*Problem to solve*
Copy the listing verbatim, excluding any images found in it.

*Provided records*
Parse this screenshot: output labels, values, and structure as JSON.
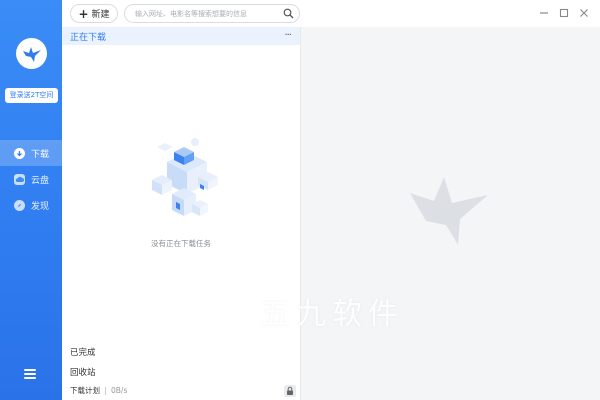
{
  "app": {
    "accent_color": "#2f7cf0",
    "rail_color": "#3a8cf6"
  },
  "sidebar": {
    "logo_icon": "bird-logo-icon",
    "login_label": "登录送2T空间",
    "items": [
      {
        "label": "下载",
        "icon": "download-icon",
        "active": true
      },
      {
        "label": "云盘",
        "icon": "cloud-icon",
        "active": false
      },
      {
        "label": "发现",
        "icon": "compass-icon",
        "active": false
      }
    ],
    "menu_icon": "hamburger-menu-icon"
  },
  "toolbar": {
    "new_label": "新建",
    "search_placeholder": "输入网址、电影名等搜索想要的信息",
    "window_controls": [
      "minimize-icon",
      "maximize-icon",
      "close-icon"
    ]
  },
  "list": {
    "downloading_label": "正在下载",
    "more_label": "···",
    "empty_text": "没有正在下载任务",
    "completed_label": "已完成",
    "trash_label": "回收站",
    "plan_label": "下载计划",
    "speed": "0B/s"
  },
  "overlay": {
    "watermark_text": "五九软件"
  }
}
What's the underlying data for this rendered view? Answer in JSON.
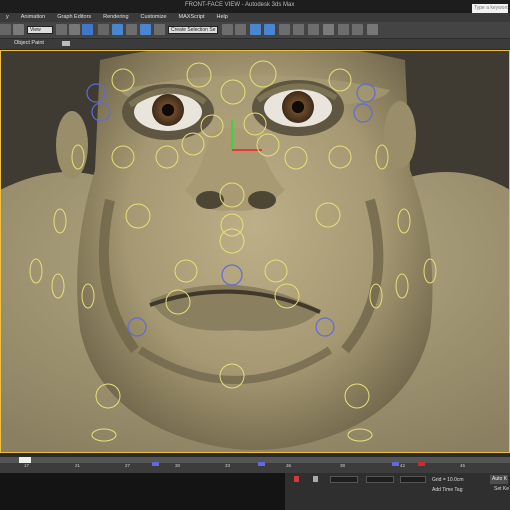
{
  "titlebar": {
    "title": "FRONT-FACE VIEW - Autodesk 3ds Max",
    "search_placeholder": "Type a keyword or"
  },
  "menus": [
    "y",
    "Animation",
    "Graph Editors",
    "Rendering",
    "Customize",
    "MAXScript",
    "Help"
  ],
  "toolbar": {
    "filter_value": "View",
    "selection_set_value": "Create Selection Se"
  },
  "ribbon": {
    "object_paint": "Object Paint"
  },
  "timeline": {
    "ticks": [
      "17",
      "21",
      "27",
      "30",
      "33",
      "36",
      "38",
      "42",
      "45"
    ],
    "current_frame_marker": ""
  },
  "statusbar": {
    "grid": "Grid = 10.0cm",
    "add_time_tag": "Add Time Tag",
    "auto_key": "Auto K",
    "set_key": "Set Ke"
  },
  "colors": {
    "viewport_bg": "#4a463c",
    "skin": "#b3a77f",
    "control_yellow": "#e7df79",
    "control_blue": "#5f6bd8",
    "active_border": "#f0c040"
  }
}
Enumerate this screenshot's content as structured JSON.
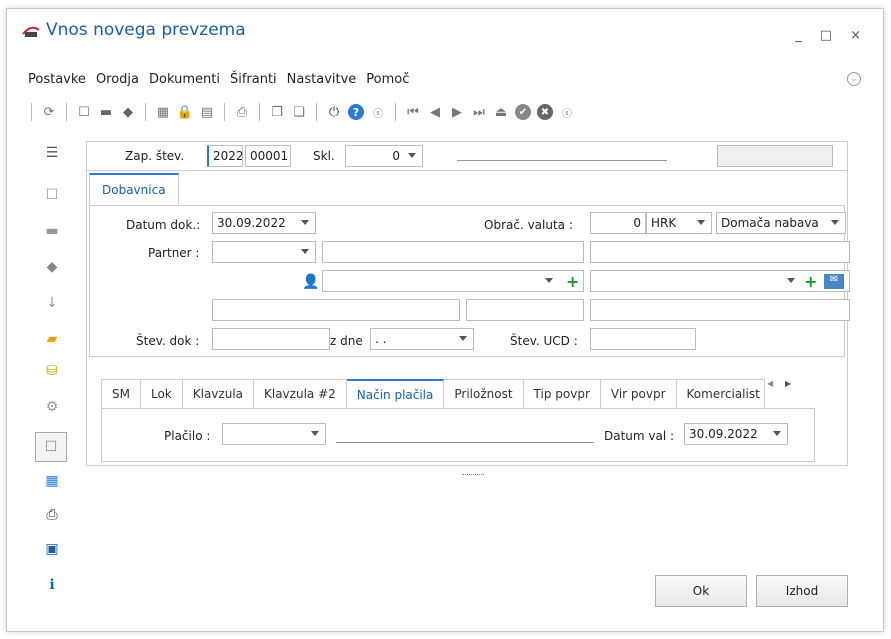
{
  "window": {
    "title": "Vnos novega prevzema",
    "controls": [
      "_",
      "□",
      "×"
    ]
  },
  "menu": {
    "items": [
      {
        "label": "Postavke"
      },
      {
        "label": "Orodja"
      },
      {
        "label": "Dokumenti"
      },
      {
        "label": "Šifranti"
      },
      {
        "label": "Nastavitve"
      },
      {
        "label": "Pomoč"
      }
    ]
  },
  "header": {
    "zap_label": "Zap. štev.",
    "zap_year": "2022",
    "zap_num": "00001",
    "skl_label": "Skl.",
    "skl_value": "0"
  },
  "tab": {
    "label": "Dobavnica"
  },
  "form": {
    "datum_label": "Datum dok.:",
    "datum_value": "30.09.2022",
    "valuta_label": "Obrač. valuta :",
    "valuta_rate": "0",
    "valuta_code": "HRK",
    "nabava_value": "Domača nabava",
    "partner_label": "Partner :",
    "stdok_label": "Štev. dok :",
    "zdne_label": "z dne",
    "zdne_value": ". .",
    "ucd_label": "Štev. UCD :"
  },
  "subtabs": [
    {
      "label": "SM"
    },
    {
      "label": "Lok"
    },
    {
      "label": "Klavzula"
    },
    {
      "label": "Klavzula #2"
    },
    {
      "label": "Način plačila"
    },
    {
      "label": "Priložnost"
    },
    {
      "label": "Tip povpr"
    },
    {
      "label": "Vir povpr"
    },
    {
      "label": "Komercialist"
    }
  ],
  "payment": {
    "placilo_label": "Plačilo :",
    "datum_val_label": "Datum val :",
    "datum_val_value": "30.09.2022"
  },
  "buttons": {
    "ok": "Ok",
    "exit": "Izhod"
  },
  "colors": {
    "accent": "#2a7ad6",
    "title": "#1a5fa8",
    "plus": "#1c9b2e"
  }
}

*Exercise result*
Parse this screenshot: output labels, values, and structure as JSON.
{
  "app": {
    "accent_color": "#2f7cf0",
    "rail_color": "#3a8cf6"
  },
  "sidebar": {
    "logo_icon": "bird-logo-icon",
    "login_label": "登录送2T空间",
    "items": [
      {
        "label": "下载",
        "icon": "download-icon",
        "active": true
      },
      {
        "label": "云盘",
        "icon": "cloud-icon",
        "active": false
      },
      {
        "label": "发现",
        "icon": "compass-icon",
        "active": false
      }
    ],
    "menu_icon": "hamburger-menu-icon"
  },
  "toolbar": {
    "new_label": "新建",
    "search_placeholder": "输入网址、电影名等搜索想要的信息",
    "window_controls": [
      "minimize-icon",
      "maximize-icon",
      "close-icon"
    ]
  },
  "list": {
    "downloading_label": "正在下载",
    "more_label": "···",
    "empty_text": "没有正在下载任务",
    "completed_label": "已完成",
    "trash_label": "回收站",
    "plan_label": "下载计划",
    "speed": "0B/s"
  },
  "overlay": {
    "watermark_text": "五九软件"
  }
}
What's the underlying data for this rendered view? Answer in JSON.
{
  "titlebar": {
    "title": "FRONT-FACE VIEW - Autodesk 3ds Max",
    "search_placeholder": "Type a keyword or"
  },
  "menus": [
    "y",
    "Animation",
    "Graph Editors",
    "Rendering",
    "Customize",
    "MAXScript",
    "Help"
  ],
  "toolbar": {
    "filter_value": "View",
    "selection_set_value": "Create Selection Se"
  },
  "ribbon": {
    "object_paint": "Object Paint"
  },
  "timeline": {
    "ticks": [
      "17",
      "21",
      "27",
      "30",
      "33",
      "36",
      "38",
      "42",
      "45"
    ],
    "current_frame_marker": ""
  },
  "statusbar": {
    "grid": "Grid = 10.0cm",
    "add_time_tag": "Add Time Tag",
    "auto_key": "Auto K",
    "set_key": "Set Ke"
  },
  "colors": {
    "viewport_bg": "#4a463c",
    "skin": "#b3a77f",
    "control_yellow": "#e7df79",
    "control_blue": "#5f6bd8",
    "active_border": "#f0c040"
  }
}
Enumerate this screenshot's content as structured JSON.
{
  "window": {
    "title": "Vnos novega prevzema",
    "controls": [
      "_",
      "□",
      "×"
    ]
  },
  "menu": {
    "items": [
      {
        "label": "Postavke"
      },
      {
        "label": "Orodja"
      },
      {
        "label": "Dokumenti"
      },
      {
        "label": "Šifranti"
      },
      {
        "label": "Nastavitve"
      },
      {
        "label": "Pomoč"
      }
    ]
  },
  "header": {
    "zap_label": "Zap. štev.",
    "zap_year": "2022",
    "zap_num": "00001",
    "skl_label": "Skl.",
    "skl_value": "0"
  },
  "tab": {
    "label": "Dobavnica"
  },
  "form": {
    "datum_label": "Datum dok.:",
    "datum_value": "30.09.2022",
    "valuta_label": "Obrač. valuta :",
    "valuta_rate": "0",
    "valuta_code": "HRK",
    "nabava_value": "Domača nabava",
    "partner_label": "Partner :",
    "stdok_label": "Štev. dok :",
    "zdne_label": "z dne",
    "zdne_value": ". .",
    "ucd_label": "Štev. UCD :"
  },
  "subtabs": [
    {
      "label": "SM"
    },
    {
      "label": "Lok"
    },
    {
      "label": "Klavzula"
    },
    {
      "label": "Klavzula #2"
    },
    {
      "label": "Način plačila"
    },
    {
      "label": "Priložnost"
    },
    {
      "label": "Tip povpr"
    },
    {
      "label": "Vir povpr"
    },
    {
      "label": "Komercialist"
    }
  ],
  "payment": {
    "placilo_label": "Plačilo :",
    "datum_val_label": "Datum val :",
    "datum_val_value": "30.09.2022"
  },
  "buttons": {
    "ok": "Ok",
    "exit": "Izhod"
  },
  "colors": {
    "accent": "#2a7ad6",
    "title": "#1a5fa8",
    "plus": "#1c9b2e"
  }
}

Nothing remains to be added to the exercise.